Exercise requirements -
Check each line of the records below and collect those holding "structured".

Supplied entries -
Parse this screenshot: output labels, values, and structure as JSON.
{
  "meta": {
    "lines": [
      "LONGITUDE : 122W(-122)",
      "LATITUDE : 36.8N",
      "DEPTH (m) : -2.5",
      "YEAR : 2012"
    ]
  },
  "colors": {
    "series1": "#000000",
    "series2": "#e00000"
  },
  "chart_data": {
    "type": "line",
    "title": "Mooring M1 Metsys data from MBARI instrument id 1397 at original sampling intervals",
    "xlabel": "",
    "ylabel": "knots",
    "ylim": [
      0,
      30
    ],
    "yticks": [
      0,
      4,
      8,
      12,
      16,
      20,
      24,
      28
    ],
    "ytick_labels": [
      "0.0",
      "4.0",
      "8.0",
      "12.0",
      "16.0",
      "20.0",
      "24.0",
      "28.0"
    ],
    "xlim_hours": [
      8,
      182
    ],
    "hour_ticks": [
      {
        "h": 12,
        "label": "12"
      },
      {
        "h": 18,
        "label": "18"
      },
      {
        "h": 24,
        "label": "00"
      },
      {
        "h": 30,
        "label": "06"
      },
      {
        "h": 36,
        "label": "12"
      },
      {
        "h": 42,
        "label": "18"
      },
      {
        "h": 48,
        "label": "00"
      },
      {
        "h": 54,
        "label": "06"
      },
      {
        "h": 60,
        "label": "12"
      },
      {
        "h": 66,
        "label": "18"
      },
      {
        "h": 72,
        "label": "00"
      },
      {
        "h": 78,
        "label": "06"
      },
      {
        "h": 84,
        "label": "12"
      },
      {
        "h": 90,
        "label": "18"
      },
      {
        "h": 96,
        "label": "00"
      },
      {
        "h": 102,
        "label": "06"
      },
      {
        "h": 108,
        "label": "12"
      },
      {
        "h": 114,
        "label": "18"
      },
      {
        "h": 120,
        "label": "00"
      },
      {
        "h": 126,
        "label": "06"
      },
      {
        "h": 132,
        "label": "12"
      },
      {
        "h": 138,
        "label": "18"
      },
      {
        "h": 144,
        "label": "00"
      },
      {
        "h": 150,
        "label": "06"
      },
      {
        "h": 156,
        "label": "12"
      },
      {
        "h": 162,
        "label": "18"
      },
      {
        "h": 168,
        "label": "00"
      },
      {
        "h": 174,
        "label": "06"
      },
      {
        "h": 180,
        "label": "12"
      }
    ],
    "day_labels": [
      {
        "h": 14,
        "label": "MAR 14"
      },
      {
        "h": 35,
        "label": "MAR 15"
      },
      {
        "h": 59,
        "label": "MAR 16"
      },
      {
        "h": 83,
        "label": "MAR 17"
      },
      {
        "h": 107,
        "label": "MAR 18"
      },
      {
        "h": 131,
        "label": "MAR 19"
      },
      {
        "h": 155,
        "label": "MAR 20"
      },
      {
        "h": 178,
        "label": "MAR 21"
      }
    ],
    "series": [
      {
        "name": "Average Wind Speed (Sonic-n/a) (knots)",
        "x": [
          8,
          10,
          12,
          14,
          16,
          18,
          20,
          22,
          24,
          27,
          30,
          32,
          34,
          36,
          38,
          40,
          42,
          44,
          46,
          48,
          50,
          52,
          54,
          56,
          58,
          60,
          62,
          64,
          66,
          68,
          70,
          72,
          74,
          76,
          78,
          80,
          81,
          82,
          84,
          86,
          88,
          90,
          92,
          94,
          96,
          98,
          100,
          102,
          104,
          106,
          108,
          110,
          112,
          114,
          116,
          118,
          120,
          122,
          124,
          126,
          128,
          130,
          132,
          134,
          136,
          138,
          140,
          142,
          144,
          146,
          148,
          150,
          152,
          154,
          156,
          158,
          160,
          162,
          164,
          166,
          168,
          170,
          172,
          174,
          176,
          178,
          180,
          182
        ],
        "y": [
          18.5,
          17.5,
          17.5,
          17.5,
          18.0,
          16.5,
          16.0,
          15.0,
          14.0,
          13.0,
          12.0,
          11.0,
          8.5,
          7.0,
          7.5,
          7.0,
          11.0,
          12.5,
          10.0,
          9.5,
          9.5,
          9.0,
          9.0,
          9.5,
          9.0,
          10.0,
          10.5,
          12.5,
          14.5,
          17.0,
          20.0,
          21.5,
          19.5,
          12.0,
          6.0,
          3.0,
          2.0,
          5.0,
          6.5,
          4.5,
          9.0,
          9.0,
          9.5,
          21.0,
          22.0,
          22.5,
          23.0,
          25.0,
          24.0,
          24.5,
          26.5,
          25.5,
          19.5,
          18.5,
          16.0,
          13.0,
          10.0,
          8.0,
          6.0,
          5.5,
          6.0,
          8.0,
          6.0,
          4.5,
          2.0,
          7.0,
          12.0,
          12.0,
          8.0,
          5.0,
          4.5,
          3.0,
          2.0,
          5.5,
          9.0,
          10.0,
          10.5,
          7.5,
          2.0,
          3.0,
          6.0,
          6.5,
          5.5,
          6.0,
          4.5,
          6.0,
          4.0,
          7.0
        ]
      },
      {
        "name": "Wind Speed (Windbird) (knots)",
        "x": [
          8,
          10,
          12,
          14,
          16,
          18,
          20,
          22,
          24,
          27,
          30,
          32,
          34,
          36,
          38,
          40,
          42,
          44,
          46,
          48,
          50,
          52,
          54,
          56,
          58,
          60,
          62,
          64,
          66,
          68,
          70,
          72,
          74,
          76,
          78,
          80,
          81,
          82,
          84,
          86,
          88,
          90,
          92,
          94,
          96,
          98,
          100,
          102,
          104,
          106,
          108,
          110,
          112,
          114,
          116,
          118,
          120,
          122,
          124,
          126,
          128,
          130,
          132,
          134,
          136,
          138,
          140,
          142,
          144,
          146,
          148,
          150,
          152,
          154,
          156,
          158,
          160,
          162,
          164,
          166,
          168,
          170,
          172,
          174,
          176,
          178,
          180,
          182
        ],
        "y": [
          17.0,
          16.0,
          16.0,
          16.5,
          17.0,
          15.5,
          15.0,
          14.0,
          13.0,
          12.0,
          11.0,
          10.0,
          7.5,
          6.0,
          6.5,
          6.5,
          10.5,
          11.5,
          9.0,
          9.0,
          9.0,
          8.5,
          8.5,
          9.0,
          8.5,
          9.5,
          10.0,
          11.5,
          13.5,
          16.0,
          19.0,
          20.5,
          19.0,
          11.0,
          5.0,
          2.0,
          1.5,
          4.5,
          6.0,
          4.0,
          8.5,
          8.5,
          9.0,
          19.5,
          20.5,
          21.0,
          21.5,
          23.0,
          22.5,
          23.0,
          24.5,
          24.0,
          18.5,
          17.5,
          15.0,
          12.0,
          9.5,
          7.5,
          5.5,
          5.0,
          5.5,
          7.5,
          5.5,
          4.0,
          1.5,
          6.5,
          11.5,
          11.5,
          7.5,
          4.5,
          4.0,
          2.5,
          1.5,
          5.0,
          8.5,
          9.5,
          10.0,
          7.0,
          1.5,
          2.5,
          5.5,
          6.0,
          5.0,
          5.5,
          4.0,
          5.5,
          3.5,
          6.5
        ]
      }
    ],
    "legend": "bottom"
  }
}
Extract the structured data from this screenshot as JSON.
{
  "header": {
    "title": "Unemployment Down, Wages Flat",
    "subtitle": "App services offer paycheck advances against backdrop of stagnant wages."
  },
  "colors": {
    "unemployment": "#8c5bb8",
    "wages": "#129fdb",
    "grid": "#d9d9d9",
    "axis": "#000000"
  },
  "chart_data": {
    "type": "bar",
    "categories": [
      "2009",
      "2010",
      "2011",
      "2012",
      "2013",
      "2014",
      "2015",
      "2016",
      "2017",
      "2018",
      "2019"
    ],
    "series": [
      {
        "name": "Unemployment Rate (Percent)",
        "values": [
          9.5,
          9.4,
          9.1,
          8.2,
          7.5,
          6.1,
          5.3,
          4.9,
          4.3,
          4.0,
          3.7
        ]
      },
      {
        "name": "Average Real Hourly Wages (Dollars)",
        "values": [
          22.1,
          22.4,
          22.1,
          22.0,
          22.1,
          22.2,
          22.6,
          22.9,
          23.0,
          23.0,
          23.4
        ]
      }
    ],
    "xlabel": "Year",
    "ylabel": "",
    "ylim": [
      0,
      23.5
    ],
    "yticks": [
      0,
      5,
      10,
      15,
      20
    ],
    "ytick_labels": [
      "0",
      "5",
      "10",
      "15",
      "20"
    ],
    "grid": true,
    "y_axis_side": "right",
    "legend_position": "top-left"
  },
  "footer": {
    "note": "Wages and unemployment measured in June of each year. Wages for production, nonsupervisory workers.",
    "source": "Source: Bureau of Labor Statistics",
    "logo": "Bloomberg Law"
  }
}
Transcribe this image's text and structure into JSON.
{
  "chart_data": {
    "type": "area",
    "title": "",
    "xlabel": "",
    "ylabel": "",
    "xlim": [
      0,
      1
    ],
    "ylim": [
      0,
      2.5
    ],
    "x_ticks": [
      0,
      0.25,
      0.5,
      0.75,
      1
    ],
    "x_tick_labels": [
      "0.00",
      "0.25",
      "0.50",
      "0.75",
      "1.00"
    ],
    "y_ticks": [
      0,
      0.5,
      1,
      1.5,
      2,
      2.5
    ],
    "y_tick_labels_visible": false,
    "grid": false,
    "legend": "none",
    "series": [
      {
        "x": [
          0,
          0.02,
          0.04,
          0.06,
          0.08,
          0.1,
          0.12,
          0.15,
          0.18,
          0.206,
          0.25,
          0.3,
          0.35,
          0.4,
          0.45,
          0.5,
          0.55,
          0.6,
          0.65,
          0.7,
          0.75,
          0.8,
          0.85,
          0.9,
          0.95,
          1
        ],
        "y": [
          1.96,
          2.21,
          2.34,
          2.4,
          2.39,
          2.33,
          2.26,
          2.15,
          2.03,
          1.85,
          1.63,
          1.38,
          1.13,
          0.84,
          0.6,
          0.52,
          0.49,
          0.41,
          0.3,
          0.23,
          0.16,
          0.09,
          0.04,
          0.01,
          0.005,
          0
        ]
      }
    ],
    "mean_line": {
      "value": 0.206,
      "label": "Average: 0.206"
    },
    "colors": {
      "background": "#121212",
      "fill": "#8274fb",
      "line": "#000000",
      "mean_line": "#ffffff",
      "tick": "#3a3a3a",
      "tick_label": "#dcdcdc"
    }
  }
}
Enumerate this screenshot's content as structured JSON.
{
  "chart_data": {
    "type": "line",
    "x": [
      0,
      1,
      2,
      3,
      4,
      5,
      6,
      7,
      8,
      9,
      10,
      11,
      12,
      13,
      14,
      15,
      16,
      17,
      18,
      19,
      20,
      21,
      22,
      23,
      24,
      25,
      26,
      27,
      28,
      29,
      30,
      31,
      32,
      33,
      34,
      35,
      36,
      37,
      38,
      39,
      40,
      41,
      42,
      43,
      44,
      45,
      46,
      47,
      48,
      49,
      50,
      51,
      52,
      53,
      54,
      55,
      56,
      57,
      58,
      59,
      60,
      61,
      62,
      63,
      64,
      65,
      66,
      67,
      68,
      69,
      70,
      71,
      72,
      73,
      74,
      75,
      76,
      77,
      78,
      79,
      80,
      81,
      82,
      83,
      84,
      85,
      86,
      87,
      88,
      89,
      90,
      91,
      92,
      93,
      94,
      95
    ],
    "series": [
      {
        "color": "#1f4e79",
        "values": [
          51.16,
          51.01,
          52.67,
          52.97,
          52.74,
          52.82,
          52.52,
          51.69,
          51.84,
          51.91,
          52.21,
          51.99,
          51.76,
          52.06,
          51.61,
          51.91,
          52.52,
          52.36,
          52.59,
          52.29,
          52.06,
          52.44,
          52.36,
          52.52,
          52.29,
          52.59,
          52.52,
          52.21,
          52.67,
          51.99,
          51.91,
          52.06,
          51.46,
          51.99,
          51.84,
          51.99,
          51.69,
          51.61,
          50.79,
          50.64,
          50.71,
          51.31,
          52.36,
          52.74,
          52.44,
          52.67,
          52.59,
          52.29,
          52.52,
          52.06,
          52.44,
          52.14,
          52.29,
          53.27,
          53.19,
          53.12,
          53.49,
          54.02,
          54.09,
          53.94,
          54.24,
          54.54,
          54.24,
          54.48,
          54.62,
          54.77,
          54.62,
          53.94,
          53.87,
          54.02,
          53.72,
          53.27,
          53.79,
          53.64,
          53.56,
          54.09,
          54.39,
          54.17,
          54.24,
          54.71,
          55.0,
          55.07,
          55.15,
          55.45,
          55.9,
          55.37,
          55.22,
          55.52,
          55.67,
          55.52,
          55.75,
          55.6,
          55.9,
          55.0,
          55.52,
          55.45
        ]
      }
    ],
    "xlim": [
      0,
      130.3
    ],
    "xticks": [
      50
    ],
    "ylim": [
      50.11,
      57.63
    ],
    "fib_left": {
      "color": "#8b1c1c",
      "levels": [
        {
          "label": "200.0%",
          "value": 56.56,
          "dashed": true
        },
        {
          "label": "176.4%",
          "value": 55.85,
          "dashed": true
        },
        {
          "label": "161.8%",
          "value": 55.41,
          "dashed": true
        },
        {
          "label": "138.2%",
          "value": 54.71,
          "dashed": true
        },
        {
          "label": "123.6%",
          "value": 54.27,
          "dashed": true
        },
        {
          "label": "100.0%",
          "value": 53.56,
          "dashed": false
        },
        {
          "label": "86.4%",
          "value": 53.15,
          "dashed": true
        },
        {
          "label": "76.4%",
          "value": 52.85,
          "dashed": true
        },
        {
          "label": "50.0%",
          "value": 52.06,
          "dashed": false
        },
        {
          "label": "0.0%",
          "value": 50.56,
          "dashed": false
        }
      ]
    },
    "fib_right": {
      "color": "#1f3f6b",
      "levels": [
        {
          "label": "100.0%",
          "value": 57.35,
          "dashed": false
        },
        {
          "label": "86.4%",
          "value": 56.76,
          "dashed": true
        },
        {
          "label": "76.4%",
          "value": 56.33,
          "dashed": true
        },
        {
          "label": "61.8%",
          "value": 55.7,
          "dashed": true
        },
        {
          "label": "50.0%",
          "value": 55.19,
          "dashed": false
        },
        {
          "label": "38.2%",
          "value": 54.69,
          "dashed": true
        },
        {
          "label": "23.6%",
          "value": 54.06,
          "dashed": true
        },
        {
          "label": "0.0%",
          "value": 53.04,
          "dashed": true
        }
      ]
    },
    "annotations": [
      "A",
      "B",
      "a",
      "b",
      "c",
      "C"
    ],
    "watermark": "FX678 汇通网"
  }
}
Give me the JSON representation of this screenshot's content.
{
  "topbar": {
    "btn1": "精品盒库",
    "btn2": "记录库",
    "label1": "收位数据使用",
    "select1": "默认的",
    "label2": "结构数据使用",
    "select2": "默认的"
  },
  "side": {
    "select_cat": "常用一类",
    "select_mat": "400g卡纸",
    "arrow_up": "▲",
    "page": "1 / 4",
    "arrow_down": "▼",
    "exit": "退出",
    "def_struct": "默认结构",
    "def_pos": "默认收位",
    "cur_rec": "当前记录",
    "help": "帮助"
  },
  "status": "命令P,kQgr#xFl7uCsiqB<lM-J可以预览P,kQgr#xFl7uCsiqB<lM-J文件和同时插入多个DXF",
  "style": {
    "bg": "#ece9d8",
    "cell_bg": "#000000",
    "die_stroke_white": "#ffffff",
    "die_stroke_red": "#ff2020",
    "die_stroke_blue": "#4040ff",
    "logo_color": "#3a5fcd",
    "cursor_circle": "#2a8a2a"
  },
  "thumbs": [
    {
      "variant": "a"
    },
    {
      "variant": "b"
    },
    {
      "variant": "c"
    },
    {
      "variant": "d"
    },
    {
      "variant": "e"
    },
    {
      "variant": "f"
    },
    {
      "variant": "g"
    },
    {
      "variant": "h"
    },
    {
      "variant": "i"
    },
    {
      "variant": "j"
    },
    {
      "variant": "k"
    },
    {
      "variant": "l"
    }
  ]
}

Result of this task -
Extract the structured data from this screenshot as JSON.
Enumerate this screenshot's content as structured JSON.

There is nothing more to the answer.